--- BEGIN Data shown ---
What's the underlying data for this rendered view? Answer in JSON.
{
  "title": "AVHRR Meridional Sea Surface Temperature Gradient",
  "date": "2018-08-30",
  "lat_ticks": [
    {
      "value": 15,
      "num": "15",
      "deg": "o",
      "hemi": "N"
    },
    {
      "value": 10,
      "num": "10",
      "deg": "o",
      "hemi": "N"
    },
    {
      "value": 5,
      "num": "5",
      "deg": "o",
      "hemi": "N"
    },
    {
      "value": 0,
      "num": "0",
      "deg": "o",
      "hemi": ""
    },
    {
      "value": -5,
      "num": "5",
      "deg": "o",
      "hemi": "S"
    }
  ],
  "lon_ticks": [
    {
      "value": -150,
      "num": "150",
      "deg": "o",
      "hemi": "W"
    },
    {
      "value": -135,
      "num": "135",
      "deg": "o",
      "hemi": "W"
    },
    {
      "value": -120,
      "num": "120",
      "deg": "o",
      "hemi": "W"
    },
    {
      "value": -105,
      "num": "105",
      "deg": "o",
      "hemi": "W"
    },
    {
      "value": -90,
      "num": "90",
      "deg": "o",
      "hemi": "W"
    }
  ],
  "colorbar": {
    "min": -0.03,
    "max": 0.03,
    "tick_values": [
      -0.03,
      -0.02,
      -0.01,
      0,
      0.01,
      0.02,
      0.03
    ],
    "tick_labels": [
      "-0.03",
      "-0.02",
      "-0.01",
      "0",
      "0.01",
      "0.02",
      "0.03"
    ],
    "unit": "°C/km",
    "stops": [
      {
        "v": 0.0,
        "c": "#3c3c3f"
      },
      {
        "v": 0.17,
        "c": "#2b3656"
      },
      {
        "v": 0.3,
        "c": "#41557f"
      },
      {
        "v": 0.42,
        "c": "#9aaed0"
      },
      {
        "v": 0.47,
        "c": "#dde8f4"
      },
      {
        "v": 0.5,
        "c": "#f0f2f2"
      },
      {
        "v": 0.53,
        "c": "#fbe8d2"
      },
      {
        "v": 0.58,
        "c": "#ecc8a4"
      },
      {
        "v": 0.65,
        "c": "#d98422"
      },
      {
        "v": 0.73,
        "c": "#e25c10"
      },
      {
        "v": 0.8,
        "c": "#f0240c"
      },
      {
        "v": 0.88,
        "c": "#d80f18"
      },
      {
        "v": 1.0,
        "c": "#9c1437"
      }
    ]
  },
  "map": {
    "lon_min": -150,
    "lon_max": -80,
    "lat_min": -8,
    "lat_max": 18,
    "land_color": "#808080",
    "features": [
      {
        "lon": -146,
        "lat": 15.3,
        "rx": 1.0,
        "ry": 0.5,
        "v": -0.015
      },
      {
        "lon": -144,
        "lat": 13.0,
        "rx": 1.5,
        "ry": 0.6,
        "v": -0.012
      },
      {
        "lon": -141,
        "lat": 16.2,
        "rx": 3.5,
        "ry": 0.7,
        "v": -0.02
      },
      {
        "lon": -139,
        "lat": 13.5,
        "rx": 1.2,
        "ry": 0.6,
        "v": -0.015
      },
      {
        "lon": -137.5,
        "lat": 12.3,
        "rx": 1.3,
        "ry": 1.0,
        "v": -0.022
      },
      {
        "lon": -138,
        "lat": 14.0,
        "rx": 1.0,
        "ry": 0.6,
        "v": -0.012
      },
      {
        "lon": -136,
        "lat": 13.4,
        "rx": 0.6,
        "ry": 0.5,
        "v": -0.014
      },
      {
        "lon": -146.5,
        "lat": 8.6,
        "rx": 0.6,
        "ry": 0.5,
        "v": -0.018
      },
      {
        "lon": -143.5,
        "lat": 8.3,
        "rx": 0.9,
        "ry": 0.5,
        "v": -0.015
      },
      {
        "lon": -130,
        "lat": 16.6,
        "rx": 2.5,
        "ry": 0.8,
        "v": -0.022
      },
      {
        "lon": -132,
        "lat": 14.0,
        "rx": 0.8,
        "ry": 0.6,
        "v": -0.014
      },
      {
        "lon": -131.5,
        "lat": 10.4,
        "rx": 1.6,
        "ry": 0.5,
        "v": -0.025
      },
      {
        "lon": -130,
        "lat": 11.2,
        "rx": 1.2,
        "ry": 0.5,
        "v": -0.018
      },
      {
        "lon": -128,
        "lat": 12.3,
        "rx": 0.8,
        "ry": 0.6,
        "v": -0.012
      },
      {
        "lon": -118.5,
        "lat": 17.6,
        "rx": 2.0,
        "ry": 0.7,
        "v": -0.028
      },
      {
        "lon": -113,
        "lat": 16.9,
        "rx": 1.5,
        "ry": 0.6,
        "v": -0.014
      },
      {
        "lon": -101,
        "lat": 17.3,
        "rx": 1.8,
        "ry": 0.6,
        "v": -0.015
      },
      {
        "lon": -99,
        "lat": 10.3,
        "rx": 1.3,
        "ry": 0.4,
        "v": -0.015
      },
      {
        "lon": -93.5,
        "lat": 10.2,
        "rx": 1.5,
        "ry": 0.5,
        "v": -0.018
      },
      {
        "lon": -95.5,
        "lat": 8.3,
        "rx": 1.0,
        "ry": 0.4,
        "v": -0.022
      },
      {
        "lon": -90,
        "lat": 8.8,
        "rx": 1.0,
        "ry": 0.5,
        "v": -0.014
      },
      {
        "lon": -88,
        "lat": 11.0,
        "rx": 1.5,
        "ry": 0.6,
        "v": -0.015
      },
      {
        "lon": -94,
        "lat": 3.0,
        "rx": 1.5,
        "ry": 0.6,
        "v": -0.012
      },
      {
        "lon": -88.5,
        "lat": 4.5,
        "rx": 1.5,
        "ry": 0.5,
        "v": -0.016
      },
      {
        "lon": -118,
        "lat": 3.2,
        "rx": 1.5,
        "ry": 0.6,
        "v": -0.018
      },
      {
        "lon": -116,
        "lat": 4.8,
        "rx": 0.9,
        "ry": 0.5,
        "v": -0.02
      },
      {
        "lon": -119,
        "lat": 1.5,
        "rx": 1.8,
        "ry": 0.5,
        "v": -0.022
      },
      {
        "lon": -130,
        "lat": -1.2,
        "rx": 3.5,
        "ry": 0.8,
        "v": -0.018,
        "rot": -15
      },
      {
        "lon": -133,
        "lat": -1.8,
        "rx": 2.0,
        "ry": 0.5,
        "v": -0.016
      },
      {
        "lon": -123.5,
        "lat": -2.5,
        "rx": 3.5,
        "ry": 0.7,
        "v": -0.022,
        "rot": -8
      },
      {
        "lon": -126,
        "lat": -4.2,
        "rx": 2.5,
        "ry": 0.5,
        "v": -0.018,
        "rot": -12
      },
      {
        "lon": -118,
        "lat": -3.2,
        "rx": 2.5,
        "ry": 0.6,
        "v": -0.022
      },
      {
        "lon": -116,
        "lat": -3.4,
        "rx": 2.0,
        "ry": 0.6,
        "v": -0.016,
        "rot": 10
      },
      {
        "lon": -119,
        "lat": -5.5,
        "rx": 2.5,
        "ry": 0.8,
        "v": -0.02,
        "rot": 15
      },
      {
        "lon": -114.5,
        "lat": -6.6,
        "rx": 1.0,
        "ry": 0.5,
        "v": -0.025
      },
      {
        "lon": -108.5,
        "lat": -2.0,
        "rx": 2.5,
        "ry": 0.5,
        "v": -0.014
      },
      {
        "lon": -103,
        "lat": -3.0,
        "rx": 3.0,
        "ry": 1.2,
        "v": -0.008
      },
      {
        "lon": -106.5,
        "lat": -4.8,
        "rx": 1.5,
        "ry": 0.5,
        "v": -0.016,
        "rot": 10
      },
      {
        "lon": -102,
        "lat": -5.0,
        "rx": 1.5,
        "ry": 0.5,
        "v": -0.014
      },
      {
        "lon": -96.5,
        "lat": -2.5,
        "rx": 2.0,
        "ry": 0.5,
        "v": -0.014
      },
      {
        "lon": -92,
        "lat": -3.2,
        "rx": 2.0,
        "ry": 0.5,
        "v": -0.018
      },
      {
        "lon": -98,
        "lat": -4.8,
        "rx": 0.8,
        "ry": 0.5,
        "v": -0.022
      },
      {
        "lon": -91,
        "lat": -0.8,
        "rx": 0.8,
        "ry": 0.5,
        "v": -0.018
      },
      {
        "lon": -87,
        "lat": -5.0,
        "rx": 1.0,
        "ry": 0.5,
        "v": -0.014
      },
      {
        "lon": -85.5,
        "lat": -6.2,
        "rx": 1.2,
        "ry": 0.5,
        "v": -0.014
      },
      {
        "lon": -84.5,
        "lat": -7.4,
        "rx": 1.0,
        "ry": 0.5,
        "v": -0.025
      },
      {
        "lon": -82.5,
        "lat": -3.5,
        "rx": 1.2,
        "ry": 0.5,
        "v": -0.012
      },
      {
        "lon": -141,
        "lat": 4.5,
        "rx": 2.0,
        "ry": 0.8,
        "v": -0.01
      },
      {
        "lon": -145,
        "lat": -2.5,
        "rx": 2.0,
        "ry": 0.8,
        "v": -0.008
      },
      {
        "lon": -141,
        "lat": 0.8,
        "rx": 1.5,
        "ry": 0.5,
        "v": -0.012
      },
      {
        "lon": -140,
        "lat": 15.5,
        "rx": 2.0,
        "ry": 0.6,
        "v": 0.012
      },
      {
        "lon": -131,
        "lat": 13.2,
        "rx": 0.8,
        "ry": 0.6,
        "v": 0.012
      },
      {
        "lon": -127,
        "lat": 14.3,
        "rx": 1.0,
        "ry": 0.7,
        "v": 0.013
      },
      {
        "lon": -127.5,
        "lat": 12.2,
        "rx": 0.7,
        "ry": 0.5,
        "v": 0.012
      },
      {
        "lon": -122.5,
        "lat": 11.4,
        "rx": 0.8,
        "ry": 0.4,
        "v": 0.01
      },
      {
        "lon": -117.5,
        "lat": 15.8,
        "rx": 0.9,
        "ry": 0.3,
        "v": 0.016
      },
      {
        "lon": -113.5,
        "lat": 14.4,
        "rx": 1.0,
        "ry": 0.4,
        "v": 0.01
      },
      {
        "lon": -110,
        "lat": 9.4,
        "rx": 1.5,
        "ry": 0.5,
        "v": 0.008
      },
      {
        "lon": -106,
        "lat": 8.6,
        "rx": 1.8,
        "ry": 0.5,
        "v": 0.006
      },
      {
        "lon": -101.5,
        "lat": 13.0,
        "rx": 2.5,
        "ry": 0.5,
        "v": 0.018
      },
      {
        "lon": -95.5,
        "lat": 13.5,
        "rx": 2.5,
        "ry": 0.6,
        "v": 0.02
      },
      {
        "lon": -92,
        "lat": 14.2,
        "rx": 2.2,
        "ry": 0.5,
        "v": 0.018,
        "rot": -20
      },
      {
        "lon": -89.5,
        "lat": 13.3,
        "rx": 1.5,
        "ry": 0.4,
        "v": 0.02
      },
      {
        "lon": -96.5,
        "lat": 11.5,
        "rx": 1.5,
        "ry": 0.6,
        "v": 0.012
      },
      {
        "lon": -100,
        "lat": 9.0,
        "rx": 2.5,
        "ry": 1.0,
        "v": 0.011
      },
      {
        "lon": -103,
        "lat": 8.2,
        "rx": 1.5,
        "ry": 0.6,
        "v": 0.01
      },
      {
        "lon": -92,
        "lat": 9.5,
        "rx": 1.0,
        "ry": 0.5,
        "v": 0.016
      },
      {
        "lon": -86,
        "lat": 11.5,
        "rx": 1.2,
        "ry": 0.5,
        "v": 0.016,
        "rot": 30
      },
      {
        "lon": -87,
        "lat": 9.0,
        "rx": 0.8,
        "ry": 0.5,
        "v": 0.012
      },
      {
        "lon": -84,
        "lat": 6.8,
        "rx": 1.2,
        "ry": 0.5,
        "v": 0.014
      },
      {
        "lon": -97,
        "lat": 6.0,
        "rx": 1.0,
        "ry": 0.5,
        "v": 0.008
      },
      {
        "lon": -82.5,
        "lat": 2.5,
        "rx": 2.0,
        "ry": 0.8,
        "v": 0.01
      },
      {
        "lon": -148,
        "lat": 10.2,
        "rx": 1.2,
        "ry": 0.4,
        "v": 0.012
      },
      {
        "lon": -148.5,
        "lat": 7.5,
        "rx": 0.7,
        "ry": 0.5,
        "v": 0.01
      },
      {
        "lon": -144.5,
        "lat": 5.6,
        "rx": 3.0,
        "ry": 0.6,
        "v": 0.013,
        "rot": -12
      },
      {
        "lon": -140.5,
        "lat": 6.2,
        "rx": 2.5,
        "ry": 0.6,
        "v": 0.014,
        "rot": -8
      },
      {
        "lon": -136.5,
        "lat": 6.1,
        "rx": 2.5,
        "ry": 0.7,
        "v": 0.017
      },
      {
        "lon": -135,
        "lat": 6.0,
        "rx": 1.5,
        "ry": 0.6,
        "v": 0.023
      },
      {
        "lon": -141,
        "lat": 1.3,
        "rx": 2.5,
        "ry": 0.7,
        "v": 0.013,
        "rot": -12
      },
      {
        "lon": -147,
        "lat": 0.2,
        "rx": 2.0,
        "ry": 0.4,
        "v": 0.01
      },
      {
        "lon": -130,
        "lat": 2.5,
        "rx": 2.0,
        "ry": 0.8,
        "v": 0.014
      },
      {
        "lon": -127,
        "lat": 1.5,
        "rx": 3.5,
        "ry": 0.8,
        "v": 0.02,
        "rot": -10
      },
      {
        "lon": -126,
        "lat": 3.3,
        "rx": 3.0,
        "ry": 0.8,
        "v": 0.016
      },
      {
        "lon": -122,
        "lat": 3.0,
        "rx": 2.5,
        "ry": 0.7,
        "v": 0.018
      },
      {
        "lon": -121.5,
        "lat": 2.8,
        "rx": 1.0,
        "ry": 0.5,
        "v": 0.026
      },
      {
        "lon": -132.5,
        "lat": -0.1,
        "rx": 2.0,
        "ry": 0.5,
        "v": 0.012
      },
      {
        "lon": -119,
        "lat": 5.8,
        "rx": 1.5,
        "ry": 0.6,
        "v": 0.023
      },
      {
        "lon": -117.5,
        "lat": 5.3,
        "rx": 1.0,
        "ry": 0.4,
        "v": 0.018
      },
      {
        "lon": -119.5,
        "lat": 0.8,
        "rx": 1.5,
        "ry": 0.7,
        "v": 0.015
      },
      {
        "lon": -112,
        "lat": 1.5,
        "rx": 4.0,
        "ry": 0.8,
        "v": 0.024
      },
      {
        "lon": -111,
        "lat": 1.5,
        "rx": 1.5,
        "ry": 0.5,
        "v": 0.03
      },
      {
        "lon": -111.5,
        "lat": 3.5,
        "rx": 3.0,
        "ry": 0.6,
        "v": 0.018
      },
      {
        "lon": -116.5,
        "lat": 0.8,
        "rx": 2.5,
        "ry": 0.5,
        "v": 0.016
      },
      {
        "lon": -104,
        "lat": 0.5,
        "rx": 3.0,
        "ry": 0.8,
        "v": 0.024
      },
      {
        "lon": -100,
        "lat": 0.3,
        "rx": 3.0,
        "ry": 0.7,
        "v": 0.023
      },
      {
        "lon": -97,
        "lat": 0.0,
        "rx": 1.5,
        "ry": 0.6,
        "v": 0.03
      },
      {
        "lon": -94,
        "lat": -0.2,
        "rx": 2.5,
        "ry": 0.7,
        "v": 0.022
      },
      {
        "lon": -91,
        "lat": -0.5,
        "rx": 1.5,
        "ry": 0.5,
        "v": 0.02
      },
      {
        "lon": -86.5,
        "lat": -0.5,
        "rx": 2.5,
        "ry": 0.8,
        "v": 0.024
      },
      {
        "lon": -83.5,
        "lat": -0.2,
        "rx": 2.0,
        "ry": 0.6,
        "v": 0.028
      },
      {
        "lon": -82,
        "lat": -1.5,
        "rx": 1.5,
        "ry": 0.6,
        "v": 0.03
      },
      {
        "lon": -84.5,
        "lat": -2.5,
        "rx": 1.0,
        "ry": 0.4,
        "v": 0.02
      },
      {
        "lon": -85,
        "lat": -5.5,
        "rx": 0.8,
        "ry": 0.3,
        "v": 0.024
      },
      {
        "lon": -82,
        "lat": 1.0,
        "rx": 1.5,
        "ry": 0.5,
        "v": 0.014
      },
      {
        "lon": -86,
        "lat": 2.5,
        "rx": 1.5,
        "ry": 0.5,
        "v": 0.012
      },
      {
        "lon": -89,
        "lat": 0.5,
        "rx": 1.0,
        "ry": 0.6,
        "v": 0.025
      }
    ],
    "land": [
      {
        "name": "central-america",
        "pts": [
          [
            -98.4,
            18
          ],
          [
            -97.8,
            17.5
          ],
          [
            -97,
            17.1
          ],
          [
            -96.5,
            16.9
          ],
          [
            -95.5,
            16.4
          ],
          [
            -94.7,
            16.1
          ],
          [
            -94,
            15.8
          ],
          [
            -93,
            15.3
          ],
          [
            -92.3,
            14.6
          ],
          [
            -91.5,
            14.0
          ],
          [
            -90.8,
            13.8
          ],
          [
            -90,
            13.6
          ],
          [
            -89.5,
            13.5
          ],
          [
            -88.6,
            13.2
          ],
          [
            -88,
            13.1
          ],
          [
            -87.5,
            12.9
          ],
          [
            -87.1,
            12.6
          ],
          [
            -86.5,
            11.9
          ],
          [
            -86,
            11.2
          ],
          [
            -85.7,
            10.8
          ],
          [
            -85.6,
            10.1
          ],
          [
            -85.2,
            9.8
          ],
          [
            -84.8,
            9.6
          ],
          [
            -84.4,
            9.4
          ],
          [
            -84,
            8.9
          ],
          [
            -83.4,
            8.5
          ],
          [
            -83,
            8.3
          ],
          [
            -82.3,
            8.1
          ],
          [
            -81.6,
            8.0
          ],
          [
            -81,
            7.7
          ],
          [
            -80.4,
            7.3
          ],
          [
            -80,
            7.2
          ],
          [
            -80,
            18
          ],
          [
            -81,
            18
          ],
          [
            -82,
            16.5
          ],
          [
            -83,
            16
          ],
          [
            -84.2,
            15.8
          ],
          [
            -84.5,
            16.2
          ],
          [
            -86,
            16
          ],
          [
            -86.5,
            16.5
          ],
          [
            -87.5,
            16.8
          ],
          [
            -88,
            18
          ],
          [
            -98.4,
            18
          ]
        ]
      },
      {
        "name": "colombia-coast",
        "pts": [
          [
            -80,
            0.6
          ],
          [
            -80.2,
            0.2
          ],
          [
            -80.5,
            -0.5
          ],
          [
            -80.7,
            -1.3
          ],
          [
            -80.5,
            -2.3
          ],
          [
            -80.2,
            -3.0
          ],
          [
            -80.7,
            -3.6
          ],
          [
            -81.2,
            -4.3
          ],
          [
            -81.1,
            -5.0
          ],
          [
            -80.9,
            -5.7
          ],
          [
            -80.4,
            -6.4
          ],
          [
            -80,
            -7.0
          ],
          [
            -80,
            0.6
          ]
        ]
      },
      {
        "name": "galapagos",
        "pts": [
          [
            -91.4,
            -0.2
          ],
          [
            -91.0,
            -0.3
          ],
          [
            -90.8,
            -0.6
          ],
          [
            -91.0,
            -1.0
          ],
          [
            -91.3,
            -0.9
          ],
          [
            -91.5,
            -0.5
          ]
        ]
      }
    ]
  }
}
--- END Data shown ---
Task statement: From the entries above, list each line with "name" in it.

Final result:
        "name": "central-america",
        "name": "colombia-coast",
        "name": "galapagos",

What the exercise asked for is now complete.